*** Input material

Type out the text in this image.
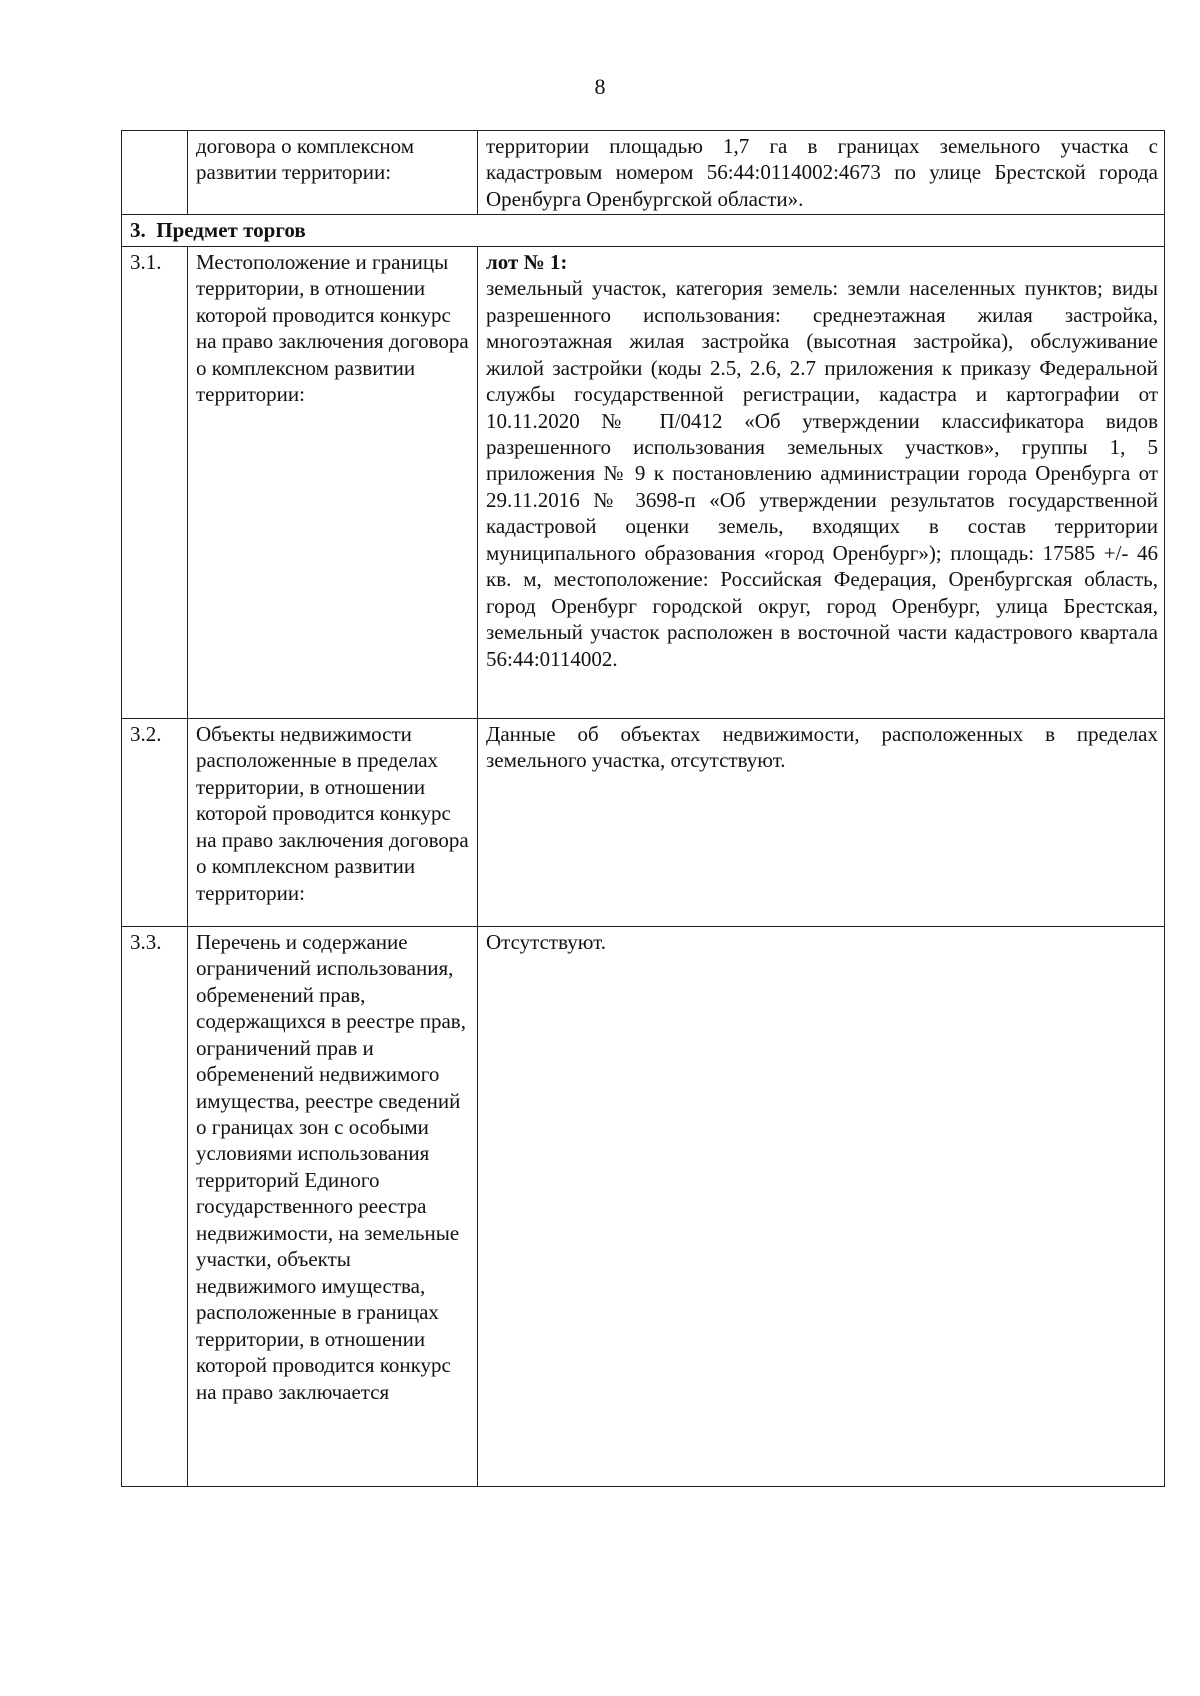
8
	договора о комплексном развитии территории:	территории площадью 1,7 га в границах земельного участка с кадастровым номером 56:44:0114002:4673 по улице Брестской города Оренбурга Оренбургской области».
3. Предмет торгов		
3.1.	Местоположение и границы территории, в отношении которой проводится конкурс на право заключения договора о комплексном развитии территории:	лот № 1:
земельный участок, категория земель: земли населенных пунктов; виды разрешенного использования: среднеэтажная жилая застройка, многоэтажная жилая застройка (высотная застройка), обслуживание жилой застройки (коды 2.5, 2.6, 2.7 приложения к приказу Федеральной службы государственной регистрации, кадастра и картографии от 10.11.2020 № П/0412 «Об утверждении классификатора видов разрешенного использования земельных участков», группы 1, 5 приложения № 9 к постановлению администрации города Оренбурга от 29.11.2016 № 3698-п «Об утверждении результатов государственной кадастровой оценки земель, входящих в состав территории муниципального образования «город Оренбург»); площадь: 17585 +/- 46 кв. м, местоположение: Российская Федерация, Оренбургская область, город Оренбург городской округ, город Оренбург, улица Брестская, земельный участок расположен в восточной части кадастрового квартала 56:44:0114002.

3.2.	Объекты недвижимости расположенные в пределах территории, в отношении которой проводится конкурс на право заключения договора о комплексном развитии территории:	Данные об объектах недвижимости, расположенных в пределах земельного участка, отсутствуют.
3.3.	Перечень и содержание ограничений использования, обременений прав, содержащихся в реестре прав, ограничений прав и обременений недвижимого имущества, реестре сведений о границах зон с особыми условиями использования территорий Единого государственного реестра недвижимости, на земельные участки, объекты недвижимого имущества, расположенные в границах территории, в отношении которой проводится конкурс на право заключается	Отсутствуют.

******

→ **What to produce**:
Look through the lines above and collect those with the word "развитии".

→ **Output for this task**:
	договора о комплексном развитии территории:	территории площадью 1,7 га в границах земельного участка с кадастровым номером 56:44:0114002:4673 по улице Брестской города Оренбурга Оренбургской области».
3.1.	Местоположение и границы территории, в отношении которой проводится конкурс на право заключения договора о комплексном развитии территории:	лот № 1:
3.2.	Объекты недвижимости расположенные в пределах территории, в отношении которой проводится конкурс на право заключения договора о комплексном развитии территории:	Данные об объектах недвижимости, расположенных в пределах земельного участка, отсутствуют.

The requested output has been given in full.